Copy each record exactly as it reads, leaving out any pictures it holds.
-*-
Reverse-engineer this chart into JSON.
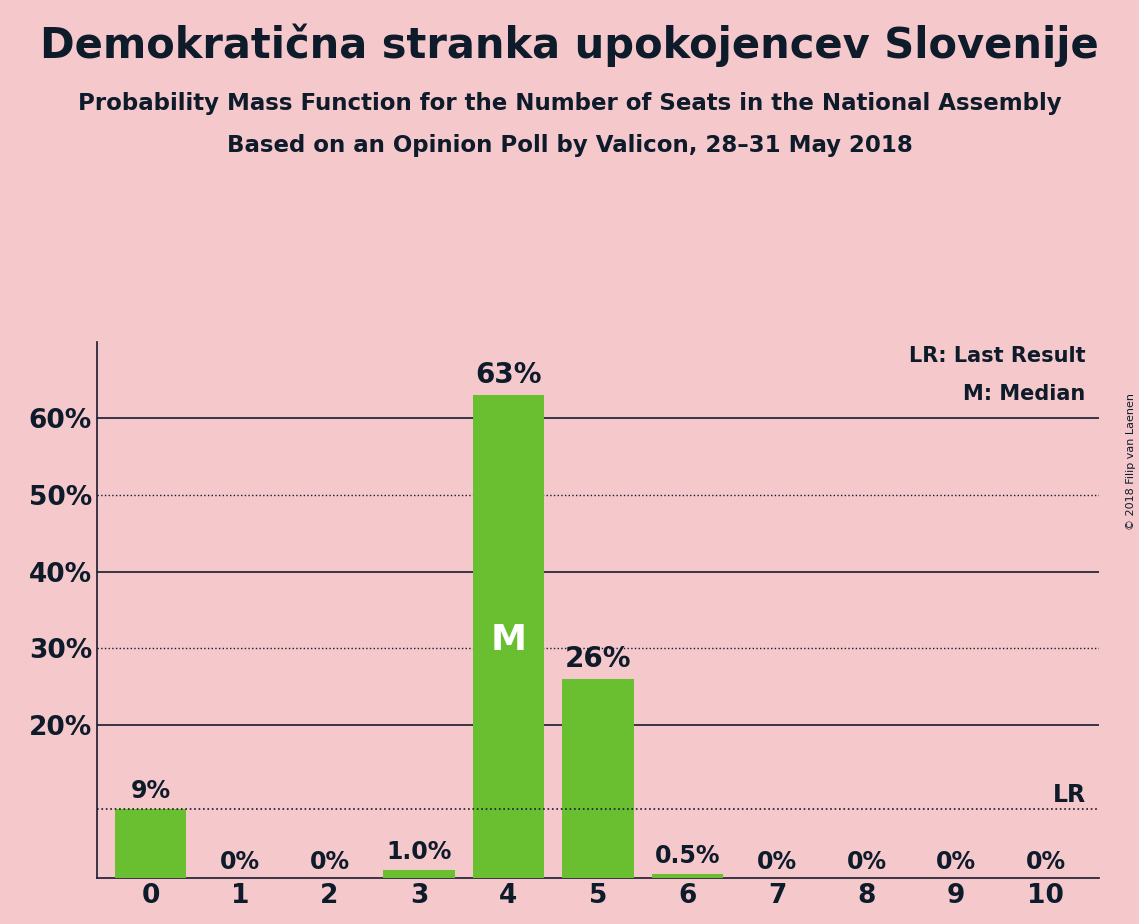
{
  "title": "Demokratična stranka upokojencev Slovenije",
  "subtitle1": "Probability Mass Function for the Number of Seats in the National Assembly",
  "subtitle2": "Based on an Opinion Poll by Valicon, 28–31 May 2018",
  "copyright": "© 2018 Filip van Laenen",
  "background_color": "#f5c8cc",
  "bar_color": "#6abf30",
  "x_values": [
    0,
    1,
    2,
    3,
    4,
    5,
    6,
    7,
    8,
    9,
    10
  ],
  "y_values": [
    9.0,
    0.0,
    0.0,
    1.0,
    63.0,
    26.0,
    0.5,
    0.0,
    0.0,
    0.0,
    0.0
  ],
  "bar_labels": [
    "9%",
    "0%",
    "0%",
    "1.0%",
    "63%",
    "26%",
    "0.5%",
    "0%",
    "0%",
    "0%",
    "0%"
  ],
  "ylim": [
    0,
    70
  ],
  "median_seat": 4,
  "lr_value": 9.0,
  "legend_lr": "LR: Last Result",
  "legend_m": "M: Median",
  "lr_label": "LR",
  "title_fontsize": 30,
  "subtitle_fontsize": 16.5,
  "tick_fontsize": 19,
  "label_fontsize": 17,
  "solid_lines": [
    20,
    40,
    60
  ],
  "dotted_lines": [
    30,
    50
  ],
  "ytick_positions": [
    20,
    30,
    40,
    50,
    60
  ],
  "ytick_labels": [
    "20%",
    "30%",
    "40%",
    "50%",
    "60%"
  ]
}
-*-
**SOLUTION**
Reverse-engineer this chart into JSON.
{
  "title": "Demokratična stranka upokojencev Slovenije",
  "subtitle1": "Probability Mass Function for the Number of Seats in the National Assembly",
  "subtitle2": "Based on an Opinion Poll by Valicon, 28–31 May 2018",
  "copyright": "© 2018 Filip van Laenen",
  "background_color": "#f5c8cc",
  "bar_color": "#6abf30",
  "x_values": [
    0,
    1,
    2,
    3,
    4,
    5,
    6,
    7,
    8,
    9,
    10
  ],
  "y_values": [
    9.0,
    0.0,
    0.0,
    1.0,
    63.0,
    26.0,
    0.5,
    0.0,
    0.0,
    0.0,
    0.0
  ],
  "bar_labels": [
    "9%",
    "0%",
    "0%",
    "1.0%",
    "63%",
    "26%",
    "0.5%",
    "0%",
    "0%",
    "0%",
    "0%"
  ],
  "ylim": [
    0,
    70
  ],
  "median_seat": 4,
  "lr_value": 9.0,
  "legend_lr": "LR: Last Result",
  "legend_m": "M: Median",
  "lr_label": "LR",
  "title_fontsize": 30,
  "subtitle_fontsize": 16.5,
  "tick_fontsize": 19,
  "label_fontsize": 17,
  "solid_lines": [
    20,
    40,
    60
  ],
  "dotted_lines": [
    30,
    50
  ],
  "ytick_positions": [
    20,
    30,
    40,
    50,
    60
  ],
  "ytick_labels": [
    "20%",
    "30%",
    "40%",
    "50%",
    "60%"
  ]
}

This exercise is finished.